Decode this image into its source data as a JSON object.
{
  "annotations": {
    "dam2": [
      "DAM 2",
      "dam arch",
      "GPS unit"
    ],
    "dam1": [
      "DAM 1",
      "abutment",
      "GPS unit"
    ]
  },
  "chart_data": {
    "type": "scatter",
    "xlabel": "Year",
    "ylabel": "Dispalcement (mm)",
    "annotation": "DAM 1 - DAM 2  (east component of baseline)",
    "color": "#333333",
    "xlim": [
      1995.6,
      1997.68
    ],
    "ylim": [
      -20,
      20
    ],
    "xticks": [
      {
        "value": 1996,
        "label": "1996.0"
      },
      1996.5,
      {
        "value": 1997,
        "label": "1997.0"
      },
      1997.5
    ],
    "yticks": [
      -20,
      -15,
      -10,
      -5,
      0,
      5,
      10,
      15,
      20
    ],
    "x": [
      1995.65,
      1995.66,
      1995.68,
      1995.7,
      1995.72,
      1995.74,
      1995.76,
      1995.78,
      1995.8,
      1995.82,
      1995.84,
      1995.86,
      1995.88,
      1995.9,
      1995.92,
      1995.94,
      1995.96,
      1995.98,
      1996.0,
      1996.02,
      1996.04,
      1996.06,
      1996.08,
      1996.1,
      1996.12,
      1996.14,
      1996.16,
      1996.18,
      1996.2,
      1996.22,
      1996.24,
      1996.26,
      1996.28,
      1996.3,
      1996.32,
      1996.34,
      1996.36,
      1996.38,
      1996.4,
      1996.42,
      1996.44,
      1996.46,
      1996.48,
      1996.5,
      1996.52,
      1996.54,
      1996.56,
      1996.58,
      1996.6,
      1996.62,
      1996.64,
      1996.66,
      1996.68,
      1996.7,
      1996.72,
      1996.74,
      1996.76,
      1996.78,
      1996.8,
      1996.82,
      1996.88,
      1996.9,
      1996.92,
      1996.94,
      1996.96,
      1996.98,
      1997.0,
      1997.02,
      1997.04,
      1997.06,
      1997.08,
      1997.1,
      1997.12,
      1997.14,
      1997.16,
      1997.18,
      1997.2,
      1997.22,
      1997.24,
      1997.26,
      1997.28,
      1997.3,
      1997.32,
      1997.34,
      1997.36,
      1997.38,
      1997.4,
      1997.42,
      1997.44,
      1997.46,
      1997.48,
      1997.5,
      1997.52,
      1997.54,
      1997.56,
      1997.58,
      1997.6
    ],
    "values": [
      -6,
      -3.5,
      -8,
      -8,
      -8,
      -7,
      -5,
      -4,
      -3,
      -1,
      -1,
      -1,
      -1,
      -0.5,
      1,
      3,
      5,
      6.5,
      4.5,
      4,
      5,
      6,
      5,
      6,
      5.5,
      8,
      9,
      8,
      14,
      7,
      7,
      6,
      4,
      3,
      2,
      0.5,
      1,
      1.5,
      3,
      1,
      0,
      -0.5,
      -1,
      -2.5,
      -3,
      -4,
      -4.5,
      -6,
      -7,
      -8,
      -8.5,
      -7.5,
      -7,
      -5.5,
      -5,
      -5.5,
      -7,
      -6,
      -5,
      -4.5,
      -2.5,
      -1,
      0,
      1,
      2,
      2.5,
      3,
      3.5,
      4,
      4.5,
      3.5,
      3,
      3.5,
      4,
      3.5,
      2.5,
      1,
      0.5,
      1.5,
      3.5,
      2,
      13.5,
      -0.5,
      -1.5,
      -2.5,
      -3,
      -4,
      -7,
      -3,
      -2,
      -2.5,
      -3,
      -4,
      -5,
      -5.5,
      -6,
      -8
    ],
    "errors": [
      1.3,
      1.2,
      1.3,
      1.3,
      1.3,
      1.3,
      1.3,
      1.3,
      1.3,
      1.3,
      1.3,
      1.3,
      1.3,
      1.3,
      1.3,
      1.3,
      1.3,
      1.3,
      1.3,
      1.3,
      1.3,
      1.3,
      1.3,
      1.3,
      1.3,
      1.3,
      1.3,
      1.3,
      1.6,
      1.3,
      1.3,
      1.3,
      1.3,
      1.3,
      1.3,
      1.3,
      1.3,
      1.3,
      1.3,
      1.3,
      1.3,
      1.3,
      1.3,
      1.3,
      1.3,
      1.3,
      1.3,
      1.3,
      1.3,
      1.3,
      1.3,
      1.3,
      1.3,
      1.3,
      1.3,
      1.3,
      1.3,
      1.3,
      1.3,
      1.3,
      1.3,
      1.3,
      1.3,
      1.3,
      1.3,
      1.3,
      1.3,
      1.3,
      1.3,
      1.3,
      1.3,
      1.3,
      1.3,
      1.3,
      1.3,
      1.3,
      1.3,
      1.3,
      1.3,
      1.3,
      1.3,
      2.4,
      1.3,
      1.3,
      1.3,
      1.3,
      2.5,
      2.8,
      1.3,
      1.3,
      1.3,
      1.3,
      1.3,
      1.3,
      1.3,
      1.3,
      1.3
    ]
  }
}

········

◆ **What is needed**: Copy out each record, keeping every word as it is.

◆ **Correct response**:
Decode this image into its source data as a JSON object.
{
  "annotations": {
    "dam2": [
      "DAM 2",
      "dam arch",
      "GPS unit"
    ],
    "dam1": [
      "DAM 1",
      "abutment",
      "GPS unit"
    ]
  },
  "chart_data": {
    "type": "scatter",
    "xlabel": "Year",
    "ylabel": "Dispalcement (mm)",
    "annotation": "DAM 1 - DAM 2  (east component of baseline)",
    "color": "#333333",
    "xlim": [
      1995.6,
      1997.68
    ],
    "ylim": [
      -20,
      20
    ],
    "xticks": [
      {
        "value": 1996,
        "label": "1996.0"
      },
      1996.5,
      {
        "value": 1997,
        "label": "1997.0"
      },
      1997.5
    ],
    "yticks": [
      -20,
      -15,
      -10,
      -5,
      0,
      5,
      10,
      15,
      20
    ],
    "x": [
      1995.65,
      1995.66,
      1995.68,
      1995.7,
      1995.72,
      1995.74,
      1995.76,
      1995.78,
      1995.8,
      1995.82,
      1995.84,
      1995.86,
      1995.88,
      1995.9,
      1995.92,
      1995.94,
      1995.96,
      1995.98,
      1996.0,
      1996.02,
      1996.04,
      1996.06,
      1996.08,
      1996.1,
      1996.12,
      1996.14,
      1996.16,
      1996.18,
      1996.2,
      1996.22,
      1996.24,
      1996.26,
      1996.28,
      1996.3,
      1996.32,
      1996.34,
      1996.36,
      1996.38,
      1996.4,
      1996.42,
      1996.44,
      1996.46,
      1996.48,
      1996.5,
      1996.52,
      1996.54,
      1996.56,
      1996.58,
      1996.6,
      1996.62,
      1996.64,
      1996.66,
      1996.68,
      1996.7,
      1996.72,
      1996.74,
      1996.76,
      1996.78,
      1996.8,
      1996.82,
      1996.88,
      1996.9,
      1996.92,
      1996.94,
      1996.96,
      1996.98,
      1997.0,
      1997.02,
      1997.04,
      1997.06,
      1997.08,
      1997.1,
      1997.12,
      1997.14,
      1997.16,
      1997.18,
      1997.2,
      1997.22,
      1997.24,
      1997.26,
      1997.28,
      1997.3,
      1997.32,
      1997.34,
      1997.36,
      1997.38,
      1997.4,
      1997.42,
      1997.44,
      1997.46,
      1997.48,
      1997.5,
      1997.52,
      1997.54,
      1997.56,
      1997.58,
      1997.6
    ],
    "values": [
      -6,
      -3.5,
      -8,
      -8,
      -8,
      -7,
      -5,
      -4,
      -3,
      -1,
      -1,
      -1,
      -1,
      -0.5,
      1,
      3,
      5,
      6.5,
      4.5,
      4,
      5,
      6,
      5,
      6,
      5.5,
      8,
      9,
      8,
      14,
      7,
      7,
      6,
      4,
      3,
      2,
      0.5,
      1,
      1.5,
      3,
      1,
      0,
      -0.5,
      -1,
      -2.5,
      -3,
      -4,
      -4.5,
      -6,
      -7,
      -8,
      -8.5,
      -7.5,
      -7,
      -5.5,
      -5,
      -5.5,
      -7,
      -6,
      -5,
      -4.5,
      -2.5,
      -1,
      0,
      1,
      2,
      2.5,
      3,
      3.5,
      4,
      4.5,
      3.5,
      3,
      3.5,
      4,
      3.5,
      2.5,
      1,
      0.5,
      1.5,
      3.5,
      2,
      13.5,
      -0.5,
      -1.5,
      -2.5,
      -3,
      -4,
      -7,
      -3,
      -2,
      -2.5,
      -3,
      -4,
      -5,
      -5.5,
      -6,
      -8
    ],
    "errors": [
      1.3,
      1.2,
      1.3,
      1.3,
      1.3,
      1.3,
      1.3,
      1.3,
      1.3,
      1.3,
      1.3,
      1.3,
      1.3,
      1.3,
      1.3,
      1.3,
      1.3,
      1.3,
      1.3,
      1.3,
      1.3,
      1.3,
      1.3,
      1.3,
      1.3,
      1.3,
      1.3,
      1.3,
      1.6,
      1.3,
      1.3,
      1.3,
      1.3,
      1.3,
      1.3,
      1.3,
      1.3,
      1.3,
      1.3,
      1.3,
      1.3,
      1.3,
      1.3,
      1.3,
      1.3,
      1.3,
      1.3,
      1.3,
      1.3,
      1.3,
      1.3,
      1.3,
      1.3,
      1.3,
      1.3,
      1.3,
      1.3,
      1.3,
      1.3,
      1.3,
      1.3,
      1.3,
      1.3,
      1.3,
      1.3,
      1.3,
      1.3,
      1.3,
      1.3,
      1.3,
      1.3,
      1.3,
      1.3,
      1.3,
      1.3,
      1.3,
      1.3,
      1.3,
      1.3,
      1.3,
      1.3,
      2.4,
      1.3,
      1.3,
      1.3,
      1.3,
      2.5,
      2.8,
      1.3,
      1.3,
      1.3,
      1.3,
      1.3,
      1.3,
      1.3,
      1.3,
      1.3
    ]
  }
}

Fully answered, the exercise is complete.